> _EXERCISE PROMPT_:
Provide the data again in its entirety, exactly as given.

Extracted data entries
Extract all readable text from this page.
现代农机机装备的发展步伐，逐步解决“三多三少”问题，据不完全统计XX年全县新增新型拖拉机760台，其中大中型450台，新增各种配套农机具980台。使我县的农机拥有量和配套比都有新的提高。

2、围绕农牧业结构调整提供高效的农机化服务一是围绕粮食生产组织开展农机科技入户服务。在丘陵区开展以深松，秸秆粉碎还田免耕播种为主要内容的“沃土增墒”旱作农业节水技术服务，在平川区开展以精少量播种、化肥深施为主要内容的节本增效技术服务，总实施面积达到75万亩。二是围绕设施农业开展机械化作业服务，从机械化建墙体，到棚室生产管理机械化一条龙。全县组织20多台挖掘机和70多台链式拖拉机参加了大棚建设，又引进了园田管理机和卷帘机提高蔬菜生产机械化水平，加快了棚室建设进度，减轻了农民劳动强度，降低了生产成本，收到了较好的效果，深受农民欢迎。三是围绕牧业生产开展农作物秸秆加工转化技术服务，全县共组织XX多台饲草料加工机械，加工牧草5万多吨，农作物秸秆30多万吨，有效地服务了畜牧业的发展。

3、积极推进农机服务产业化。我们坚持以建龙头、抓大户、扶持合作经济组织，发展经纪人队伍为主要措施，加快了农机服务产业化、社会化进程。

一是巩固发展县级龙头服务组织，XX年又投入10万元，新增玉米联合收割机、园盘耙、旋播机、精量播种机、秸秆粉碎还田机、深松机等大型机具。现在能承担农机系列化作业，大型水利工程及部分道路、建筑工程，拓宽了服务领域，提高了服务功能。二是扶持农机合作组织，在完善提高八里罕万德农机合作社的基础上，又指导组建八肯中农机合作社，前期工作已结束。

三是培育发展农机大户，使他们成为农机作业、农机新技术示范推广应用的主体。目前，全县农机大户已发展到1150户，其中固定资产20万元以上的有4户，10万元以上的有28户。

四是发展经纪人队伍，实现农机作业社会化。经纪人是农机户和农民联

> _EXERCISE SOLUTION_:
Extract all readable text from this page.
现代农机机装备的发展步伐，逐步解决“三多三少”问题，据不完全统计XX年全县新增新型拖拉机760台，其中大中型450台，新增各种配套农机具980台。使我县的农机拥有量和配套比都有新的提高。

2、围绕农牧业结构调整提供高效的农机化服务一是围绕粮食生产组织开展农机科技入户服务。在丘陵区开展以深松，秸秆粉碎还田免耕播种为主要内容的“沃土增墒”旱作农业节水技术服务，在平川区开展以精少量播种、化肥深施为主要内容的节本增效技术服务，总实施面积达到75万亩。二是围绕设施农业开展机械化作业服务，从机械化建墙体，到棚室生产管理机械化一条龙。全县组织20多台挖掘机和70多台链式拖拉机参加了大棚建设，又引进了园田管理机和卷帘机提高蔬菜生产机械化水平，加快了棚室建设进度，减轻了农民劳动强度，降低了生产成本，收到了较好的效果，深受农民欢迎。三是围绕牧业生产开展农作物秸秆加工转化技术服务，全县共组织XX多台饲草料加工机械，加工牧草5万多吨，农作物秸秆30多万吨，有效地服务了畜牧业的发展。

3、积极推进农机服务产业化。我们坚持以建龙头、抓大户、扶持合作经济组织，发展经纪人队伍为主要措施，加快了农机服务产业化、社会化进程。

一是巩固发展县级龙头服务组织，XX年又投入10万元，新增玉米联合收割机、园盘耙、旋播机、精量播种机、秸秆粉碎还田机、深松机等大型机具。现在能承担农机系列化作业，大型水利工程及部分道路、建筑工程，拓宽了服务领域，提高了服务功能。二是扶持农机合作组织，在完善提高八里罕万德农机合作社的基础上，又指导组建八肯中农机合作社，前期工作已结束。

三是培育发展农机大户，使他们成为农机作业、农机新技术示范推广应用的主体。目前，全县农机大户已发展到1150户，其中固定资产20万元以上的有4户，10万元以上的有28户。

四是发展经纪人队伍，实现农机作业社会化。经纪人是农机户和农民联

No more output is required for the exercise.